--- EXERCISE ---
Without changing a single word, write out every entry.

(Dataset records of page text)
****************

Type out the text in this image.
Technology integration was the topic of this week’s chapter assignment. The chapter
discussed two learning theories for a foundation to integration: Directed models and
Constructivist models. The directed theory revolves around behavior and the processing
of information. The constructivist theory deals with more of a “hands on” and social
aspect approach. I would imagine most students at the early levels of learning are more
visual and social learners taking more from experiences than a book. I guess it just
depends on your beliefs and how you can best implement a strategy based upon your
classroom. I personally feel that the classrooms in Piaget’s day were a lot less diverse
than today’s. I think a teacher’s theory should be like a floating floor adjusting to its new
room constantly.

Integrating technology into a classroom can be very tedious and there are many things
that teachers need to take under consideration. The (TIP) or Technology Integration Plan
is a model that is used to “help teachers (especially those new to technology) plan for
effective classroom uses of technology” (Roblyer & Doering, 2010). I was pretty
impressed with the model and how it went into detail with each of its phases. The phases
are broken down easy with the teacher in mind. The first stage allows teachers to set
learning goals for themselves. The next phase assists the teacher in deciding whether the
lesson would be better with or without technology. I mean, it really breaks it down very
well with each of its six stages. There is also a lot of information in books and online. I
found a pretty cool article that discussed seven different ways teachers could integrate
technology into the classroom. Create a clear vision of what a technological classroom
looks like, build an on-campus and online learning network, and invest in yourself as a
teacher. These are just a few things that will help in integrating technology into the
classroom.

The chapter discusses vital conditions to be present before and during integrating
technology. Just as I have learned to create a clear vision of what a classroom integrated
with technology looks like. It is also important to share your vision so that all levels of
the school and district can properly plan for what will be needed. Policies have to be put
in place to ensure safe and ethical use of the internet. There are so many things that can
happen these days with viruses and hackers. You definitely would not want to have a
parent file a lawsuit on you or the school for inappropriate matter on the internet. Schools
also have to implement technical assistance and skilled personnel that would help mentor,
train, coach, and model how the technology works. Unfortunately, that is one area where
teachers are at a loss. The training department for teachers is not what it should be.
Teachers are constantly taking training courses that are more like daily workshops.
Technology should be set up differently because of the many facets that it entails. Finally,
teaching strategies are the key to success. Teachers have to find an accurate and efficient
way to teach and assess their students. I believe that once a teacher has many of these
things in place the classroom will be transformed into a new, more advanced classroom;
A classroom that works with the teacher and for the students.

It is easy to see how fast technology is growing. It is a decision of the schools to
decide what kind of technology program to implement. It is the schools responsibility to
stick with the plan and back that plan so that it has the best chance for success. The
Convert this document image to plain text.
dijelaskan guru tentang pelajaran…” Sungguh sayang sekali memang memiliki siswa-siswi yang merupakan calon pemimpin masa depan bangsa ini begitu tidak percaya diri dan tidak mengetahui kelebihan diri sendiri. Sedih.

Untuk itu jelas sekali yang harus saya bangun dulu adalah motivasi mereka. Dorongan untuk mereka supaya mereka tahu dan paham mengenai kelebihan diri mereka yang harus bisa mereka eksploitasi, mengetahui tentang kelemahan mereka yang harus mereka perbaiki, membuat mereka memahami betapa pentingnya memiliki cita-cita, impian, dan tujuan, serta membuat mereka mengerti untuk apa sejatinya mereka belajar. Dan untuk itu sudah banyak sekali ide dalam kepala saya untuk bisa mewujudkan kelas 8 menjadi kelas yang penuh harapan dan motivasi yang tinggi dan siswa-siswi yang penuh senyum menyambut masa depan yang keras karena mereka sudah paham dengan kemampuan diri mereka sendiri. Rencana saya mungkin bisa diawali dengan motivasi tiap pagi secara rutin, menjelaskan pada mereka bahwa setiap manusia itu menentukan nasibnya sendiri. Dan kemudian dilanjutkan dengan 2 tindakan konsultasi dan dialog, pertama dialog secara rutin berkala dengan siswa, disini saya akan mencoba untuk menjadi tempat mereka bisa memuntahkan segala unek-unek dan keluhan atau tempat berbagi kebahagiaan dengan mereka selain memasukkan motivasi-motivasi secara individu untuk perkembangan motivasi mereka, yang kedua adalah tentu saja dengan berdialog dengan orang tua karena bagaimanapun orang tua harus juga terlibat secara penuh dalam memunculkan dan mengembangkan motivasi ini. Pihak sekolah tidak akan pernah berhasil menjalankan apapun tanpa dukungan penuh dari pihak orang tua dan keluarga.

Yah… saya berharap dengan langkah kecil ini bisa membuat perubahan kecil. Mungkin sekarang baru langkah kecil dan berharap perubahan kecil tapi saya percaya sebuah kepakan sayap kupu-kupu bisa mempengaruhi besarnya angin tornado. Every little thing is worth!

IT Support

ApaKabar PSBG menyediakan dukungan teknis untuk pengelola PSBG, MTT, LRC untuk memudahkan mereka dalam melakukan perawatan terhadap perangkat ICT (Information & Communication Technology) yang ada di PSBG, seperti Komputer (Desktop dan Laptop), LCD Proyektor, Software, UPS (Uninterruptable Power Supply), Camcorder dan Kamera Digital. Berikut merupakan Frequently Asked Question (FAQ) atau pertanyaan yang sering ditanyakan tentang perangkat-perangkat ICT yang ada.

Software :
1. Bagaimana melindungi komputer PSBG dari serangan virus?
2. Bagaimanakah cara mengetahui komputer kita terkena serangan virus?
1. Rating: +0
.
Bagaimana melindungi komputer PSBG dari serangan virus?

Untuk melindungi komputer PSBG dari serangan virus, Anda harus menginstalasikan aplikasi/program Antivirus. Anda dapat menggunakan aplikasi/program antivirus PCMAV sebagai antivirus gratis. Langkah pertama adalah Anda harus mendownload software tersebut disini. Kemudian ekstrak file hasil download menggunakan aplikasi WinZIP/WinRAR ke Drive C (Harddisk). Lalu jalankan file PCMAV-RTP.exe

****************

--- RESULT OF THIS EXERCISE ---
Type out the text in this image.
Technology integration was the topic of this week’s chapter assignment. The chapter
discussed two learning theories for a foundation to integration: Directed models and
Constructivist models. The directed theory revolves around behavior and the processing
of information. The constructivist theory deals with more of a “hands on” and social
aspect approach. I would imagine most students at the early levels of learning are more
visual and social learners taking more from experiences than a book. I guess it just
depends on your beliefs and how you can best implement a strategy based upon your
classroom. I personally feel that the classrooms in Piaget’s day were a lot less diverse
than today’s. I think a teacher’s theory should be like a floating floor adjusting to its new
room constantly.

Integrating technology into a classroom can be very tedious and there are many things
that teachers need to take under consideration. The (TIP) or Technology Integration Plan
is a model that is used to “help teachers (especially those new to technology) plan for
effective classroom uses of technology” (Roblyer & Doering, 2010). I was pretty
impressed with the model and how it went into detail with each of its phases. The phases
are broken down easy with the teacher in mind. The first stage allows teachers to set
learning goals for themselves. The next phase assists the teacher in deciding whether the
lesson would be better with or without technology. I mean, it really breaks it down very
well with each of its six stages. There is also a lot of information in books and online. I
found a pretty cool article that discussed seven different ways teachers could integrate
technology into the classroom. Create a clear vision of what a technological classroom
looks like, build an on-campus and online learning network, and invest in yourself as a
teacher. These are just a few things that will help in integrating technology into the
classroom.

The chapter discusses vital conditions to be present before and during integrating
technology. Just as I have learned to create a clear vision of what a classroom integrated
with technology looks like. It is also important to share your vision so that all levels of
the school and district can properly plan for what will be needed. Policies have to be put
in place to ensure safe and ethical use of the internet. There are so many things that can
happen these days with viruses and hackers. You definitely would not want to have a
parent file a lawsuit on you or the school for inappropriate matter on the internet. Schools
also have to implement technical assistance and skilled personnel that would help mentor,
train, coach, and model how the technology works. Unfortunately, that is one area where
teachers are at a loss. The training department for teachers is not what it should be.
Teachers are constantly taking training courses that are more like daily workshops.
Technology should be set up differently because of the many facets that it entails. Finally,
teaching strategies are the key to success. Teachers have to find an accurate and efficient
way to teach and assess their students. I believe that once a teacher has many of these
things in place the classroom will be transformed into a new, more advanced classroom;
A classroom that works with the teacher and for the students.

It is easy to see how fast technology is growing. It is a decision of the schools to
decide what kind of technology program to implement. It is the schools responsibility to
stick with the plan and back that plan so that it has the best chance for success. The
Convert this document image to plain text.
dijelaskan guru tentang pelajaran…” Sungguh sayang sekali memang memiliki siswa-siswi yang merupakan calon pemimpin masa depan bangsa ini begitu tidak percaya diri dan tidak mengetahui kelebihan diri sendiri. Sedih.

Untuk itu jelas sekali yang harus saya bangun dulu adalah motivasi mereka. Dorongan untuk mereka supaya mereka tahu dan paham mengenai kelebihan diri mereka yang harus bisa mereka eksploitasi, mengetahui tentang kelemahan mereka yang harus mereka perbaiki, membuat mereka memahami betapa pentingnya memiliki cita-cita, impian, dan tujuan, serta membuat mereka mengerti untuk apa sejatinya mereka belajar. Dan untuk itu sudah banyak sekali ide dalam kepala saya untuk bisa mewujudkan kelas 8 menjadi kelas yang penuh harapan dan motivasi yang tinggi dan siswa-siswi yang penuh senyum menyambut masa depan yang keras karena mereka sudah paham dengan kemampuan diri mereka sendiri. Rencana saya mungkin bisa diawali dengan motivasi tiap pagi secara rutin, menjelaskan pada mereka bahwa setiap manusia itu menentukan nasibnya sendiri. Dan kemudian dilanjutkan dengan 2 tindakan konsultasi dan dialog, pertama dialog secara rutin berkala dengan siswa, disini saya akan mencoba untuk menjadi tempat mereka bisa memuntahkan segala unek-unek dan keluhan atau tempat berbagi kebahagiaan dengan mereka selain memasukkan motivasi-motivasi secara individu untuk perkembangan motivasi mereka, yang kedua adalah tentu saja dengan berdialog dengan orang tua karena bagaimanapun orang tua harus juga terlibat secara penuh dalam memunculkan dan mengembangkan motivasi ini. Pihak sekolah tidak akan pernah berhasil menjalankan apapun tanpa dukungan penuh dari pihak orang tua dan keluarga.

Yah… saya berharap dengan langkah kecil ini bisa membuat perubahan kecil. Mungkin sekarang baru langkah kecil dan berharap perubahan kecil tapi saya percaya sebuah kepakan sayap kupu-kupu bisa mempengaruhi besarnya angin tornado. Every little thing is worth!

IT Support

ApaKabar PSBG menyediakan dukungan teknis untuk pengelola PSBG, MTT, LRC untuk memudahkan mereka dalam melakukan perawatan terhadap perangkat ICT (Information & Communication Technology) yang ada di PSBG, seperti Komputer (Desktop dan Laptop), LCD Proyektor, Software, UPS (Uninterruptable Power Supply), Camcorder dan Kamera Digital. Berikut merupakan Frequently Asked Question (FAQ) atau pertanyaan yang sering ditanyakan tentang perangkat-perangkat ICT yang ada.

Software :
1. Bagaimana melindungi komputer PSBG dari serangan virus?
2. Bagaimanakah cara mengetahui komputer kita terkena serangan virus?
1. Rating: +0
.
Bagaimana melindungi komputer PSBG dari serangan virus?

Untuk melindungi komputer PSBG dari serangan virus, Anda harus menginstalasikan aplikasi/program Antivirus. Anda dapat menggunakan aplikasi/program antivirus PCMAV sebagai antivirus gratis. Langkah pertama adalah Anda harus mendownload software tersebut disini. Kemudian ekstrak file hasil download menggunakan aplikasi WinZIP/WinRAR ke Drive C (Harddisk). Lalu jalankan file PCMAV-RTP.exe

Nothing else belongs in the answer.